**TEXT BLOCK:**
We’ve all been there: a few hundred rounds down range, and our AR-15 barrel is caked with grime and buildup. So, what do you do about this disgusting buildup of grime, grease, and gunpowder residue?

And also, do you really need to clean it after every trip to the range? Let’s take a look at what it takes to keep your AR-15 barrels clean, what you should use to do the job, and even how to remove one if you really want to.

How often should you clean your AR barrel?

In a perfect world, you should clean your AR-15 after every use. But we don’t live in a perfect world. So, how often do you really need to clean your AR-15 barrel? Well, to be honest, there are some variables to consider. 

  • How many rounds have you put through it since the last cleaning?
  • What type of ammunition do you regularly run through it?
  • How often do you shoot it?
  • And how often do you take it out of the safe?

There is no downside to cleaning your AR-15 after every time you shoot it, so we suggest you do just that. Also, if you have questions about your specific firearm, consult your owner’s manual. 

How to remove an AR-15 barrel

One question that is often asked is how to remove an AR-15 barrel. First off, you don’t need to do this for routine maintenance or cleaning. 

If you do decide to remove your AR-15 barrel, you’ll need the following:

  • Upper receiver vice clamp
  • Barrel nut wrench, spammer wrench, or AR-15 armorer’s tool, depending on the type of barrel nut.
  • A workbench, preferably with armorer’s mats.
  • Standard assorted bits and driver for removing the hand guard and any other miscellaneous items.

Here are the basic steps:

  1. Install the upper receiver in a vice block and in a vice.
  2. Remove the hand guard.
  3. Remove the gas tube and gas block as a unit if possible.
  4. Remove the barrel nut (it may have set screws in it, so check for these first).
  5. Slide the barrel away from the receiver.

How to measure an AR-15 barrel length

Okay, this one is really important because it has strict legal ramifications.

AR-15 barrel lengths are measured without any removable accessories on them, i.e., the muzzle device. Now, if the middle device is pinned and welded into position, it does count toward lengths determined from the very end of the chamber to the crown of the thread portion of the muzzle.

Since the legal limit is 16” for a rifle or shotgun, this is the most common standard length, although you are free to get any barrel you want since they are unserialized. But beware that you must be able to make it a total of 16” from the end of the chamber to the end of the muzzle, which includes a muzzle device if it is permanently fixed. 

The old XM-177s are a great example of this. The muzzle device, called a moderator, is 4 ¼” long, so you could technically use a 12” barrel, pin and weld the moderator on, and be legal. Of course, that seems illogical since that reduces muzzle velocity and energy, but it does meet the letter of the law. 

How to clean a rifle barrel

First and foremost, read your manual. The manufacturer knows exactly what to use.

Generally, the appropriate caliber bore brush will do the trick, and you can dip it in a good solvent like Hoppes #9 or CLP

The bore brush breaks loose powder and other stuff caches while the solvent neutralizes the burnt powder residue. Usually, you can get a piece of cloth and dip it in solvent to run down the barrel to catch the grime and then a dry one to pick up the residue. After that, I dip another clean cloth in gun oil (RemOil is my go-to) and run it down the barrel to lubricate it.

**RAW RECORDS:**
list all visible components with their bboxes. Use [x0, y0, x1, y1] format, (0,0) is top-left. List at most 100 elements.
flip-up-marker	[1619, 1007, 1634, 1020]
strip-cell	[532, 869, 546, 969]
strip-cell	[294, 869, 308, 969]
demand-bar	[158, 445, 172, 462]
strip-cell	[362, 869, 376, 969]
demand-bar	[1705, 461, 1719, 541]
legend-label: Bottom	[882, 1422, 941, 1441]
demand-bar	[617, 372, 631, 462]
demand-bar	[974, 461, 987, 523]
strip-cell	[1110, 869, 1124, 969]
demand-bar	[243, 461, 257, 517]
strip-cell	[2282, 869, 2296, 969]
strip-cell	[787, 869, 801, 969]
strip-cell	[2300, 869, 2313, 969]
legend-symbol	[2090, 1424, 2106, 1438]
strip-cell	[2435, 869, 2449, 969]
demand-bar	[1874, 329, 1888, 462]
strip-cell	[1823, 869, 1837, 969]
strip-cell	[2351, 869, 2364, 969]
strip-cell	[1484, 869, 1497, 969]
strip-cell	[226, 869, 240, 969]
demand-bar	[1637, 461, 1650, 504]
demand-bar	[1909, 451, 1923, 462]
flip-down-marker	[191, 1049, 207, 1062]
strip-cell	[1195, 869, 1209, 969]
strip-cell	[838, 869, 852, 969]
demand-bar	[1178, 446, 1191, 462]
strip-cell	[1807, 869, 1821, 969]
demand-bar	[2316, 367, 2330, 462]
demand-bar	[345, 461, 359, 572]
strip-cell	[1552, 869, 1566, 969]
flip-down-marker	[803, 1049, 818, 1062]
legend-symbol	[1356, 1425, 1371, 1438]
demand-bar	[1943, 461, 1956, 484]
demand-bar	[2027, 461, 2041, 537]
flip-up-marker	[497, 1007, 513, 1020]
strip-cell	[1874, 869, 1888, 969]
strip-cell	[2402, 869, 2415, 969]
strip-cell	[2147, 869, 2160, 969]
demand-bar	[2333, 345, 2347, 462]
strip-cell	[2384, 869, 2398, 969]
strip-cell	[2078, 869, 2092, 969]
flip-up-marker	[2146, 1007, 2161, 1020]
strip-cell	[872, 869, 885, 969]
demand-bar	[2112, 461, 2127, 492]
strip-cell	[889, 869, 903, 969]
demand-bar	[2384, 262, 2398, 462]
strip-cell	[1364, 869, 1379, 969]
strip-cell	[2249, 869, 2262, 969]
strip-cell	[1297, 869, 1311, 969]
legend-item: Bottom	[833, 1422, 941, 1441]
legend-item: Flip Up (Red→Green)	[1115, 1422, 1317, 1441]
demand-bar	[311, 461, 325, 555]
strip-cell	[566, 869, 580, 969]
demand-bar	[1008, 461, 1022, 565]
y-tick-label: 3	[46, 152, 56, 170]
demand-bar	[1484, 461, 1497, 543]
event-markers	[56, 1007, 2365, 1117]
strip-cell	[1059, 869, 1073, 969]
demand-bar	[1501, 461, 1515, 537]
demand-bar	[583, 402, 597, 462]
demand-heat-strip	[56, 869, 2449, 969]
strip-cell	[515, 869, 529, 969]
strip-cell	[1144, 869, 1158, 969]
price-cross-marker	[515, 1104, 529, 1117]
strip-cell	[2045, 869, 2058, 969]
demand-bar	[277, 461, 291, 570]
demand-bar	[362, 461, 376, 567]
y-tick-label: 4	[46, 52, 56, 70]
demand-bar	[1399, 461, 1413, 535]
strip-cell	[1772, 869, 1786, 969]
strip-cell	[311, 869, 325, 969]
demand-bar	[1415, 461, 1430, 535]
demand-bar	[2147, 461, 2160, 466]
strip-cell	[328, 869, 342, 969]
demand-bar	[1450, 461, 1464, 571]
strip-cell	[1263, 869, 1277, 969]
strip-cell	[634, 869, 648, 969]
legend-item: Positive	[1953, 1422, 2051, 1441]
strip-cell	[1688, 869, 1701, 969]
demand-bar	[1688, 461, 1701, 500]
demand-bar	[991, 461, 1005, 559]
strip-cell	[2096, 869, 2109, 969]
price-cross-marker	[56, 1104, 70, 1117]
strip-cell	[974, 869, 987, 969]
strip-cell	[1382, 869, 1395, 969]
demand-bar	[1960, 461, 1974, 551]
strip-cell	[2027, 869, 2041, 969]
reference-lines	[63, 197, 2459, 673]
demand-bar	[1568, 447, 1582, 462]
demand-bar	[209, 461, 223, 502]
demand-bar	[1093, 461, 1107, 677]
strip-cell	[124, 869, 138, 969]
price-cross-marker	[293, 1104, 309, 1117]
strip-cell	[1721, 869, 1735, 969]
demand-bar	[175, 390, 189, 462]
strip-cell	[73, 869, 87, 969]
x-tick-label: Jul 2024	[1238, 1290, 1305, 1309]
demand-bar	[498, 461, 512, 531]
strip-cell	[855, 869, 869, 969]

**OBJECTIVE:** Repeat word for word the stretch of the AR-15 barrel text from "We’ve all been" through "variables to consider.". The rows play no part in what you need to do.

**FULL SOLUTION:**
We’ve all been there: a few hundred rounds down range, and our AR-15 barrel is caked with grime and buildup. So, what do you do about this disgusting buildup of grime, grease, and gunpowder residue?

And also, do you really need to clean it after every trip to the range? Let’s take a look at what it takes to keep your AR-15 barrels clean, what you should use to do the job, and even how to remove one if you really want to.

How often should you clean your AR barrel?

In a perfect world, you should clean your AR-15 after every use. But we don’t live in a perfect world. So, how often do you really need to clean your AR-15 barrel? Well, to be honest, there are some variables to consider.